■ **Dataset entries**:
☆ ☆ ☆
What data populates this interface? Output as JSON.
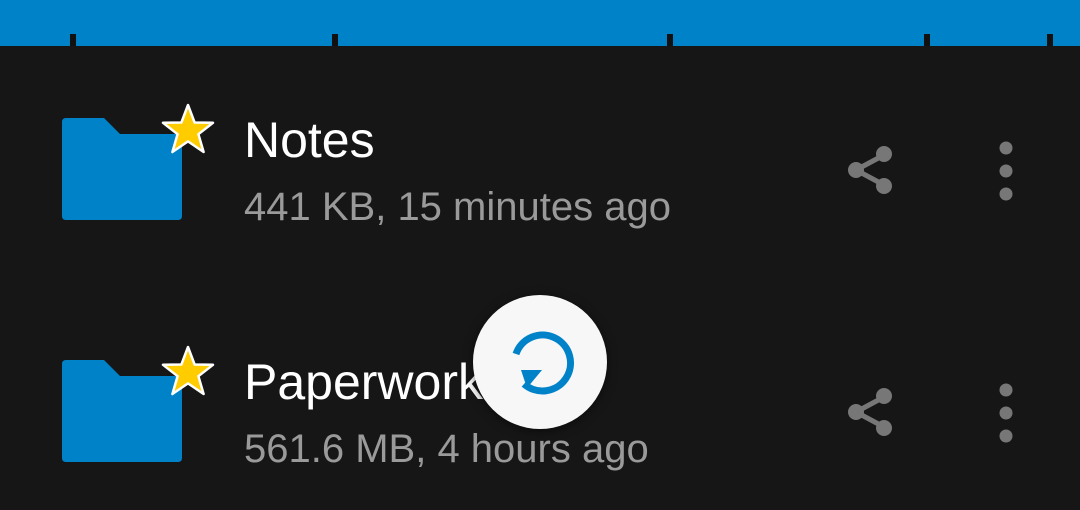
{
  "colors": {
    "accent": "#0082c9",
    "background": "#161616",
    "star": "#ffcc00",
    "text_primary": "#ffffff",
    "text_secondary": "#9a9a9a"
  },
  "files": [
    {
      "name": "Notes",
      "meta": "441 KB, 15 minutes ago",
      "favorite": true,
      "icons": {
        "type": "folder-icon",
        "favorite": "star-icon",
        "share": "share-icon",
        "menu": "more-vertical-icon"
      }
    },
    {
      "name": "Paperwork",
      "meta": "561.6 MB, 4 hours ago",
      "favorite": true,
      "icons": {
        "type": "folder-icon",
        "favorite": "star-icon",
        "share": "share-icon",
        "menu": "more-vertical-icon"
      }
    }
  ],
  "refresh_indicator": {
    "icon": "refresh-icon"
  }
}
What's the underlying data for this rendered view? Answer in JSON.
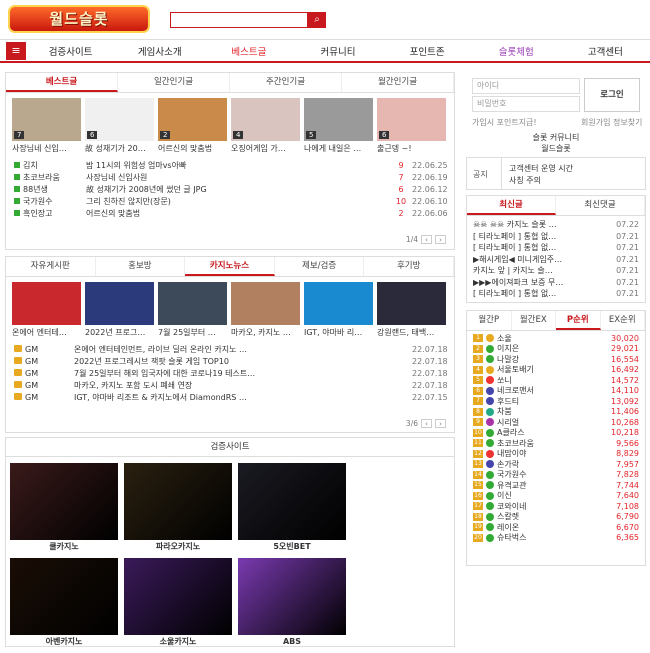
☆ ☆ ☆
■ **YOUR INSTRUCTIONS**: Set down every entry word for word, but omit the pictures.

■ **EXPECTED ANSWER**:
What data populates this interface? Output as JSON.
{
  "colors": {
    "accent": "#0082c9",
    "background": "#161616",
    "star": "#ffcc00",
    "text_primary": "#ffffff",
    "text_secondary": "#9a9a9a"
  },
  "files": [
    {
      "name": "Notes",
      "meta": "441 KB, 15 minutes ago",
      "favorite": true,
      "icons": {
        "type": "folder-icon",
        "favorite": "star-icon",
        "share": "share-icon",
        "menu": "more-vertical-icon"
      }
    },
    {
      "name": "Paperwork",
      "meta": "561.6 MB, 4 hours ago",
      "favorite": true,
      "icons": {
        "type": "folder-icon",
        "favorite": "star-icon",
        "share": "share-icon",
        "menu": "more-vertical-icon"
      }
    }
  ],
  "refresh_indicator": {
    "icon": "refresh-icon"
  }
}
What's the underlying data for this rendered view? Answer in JSON.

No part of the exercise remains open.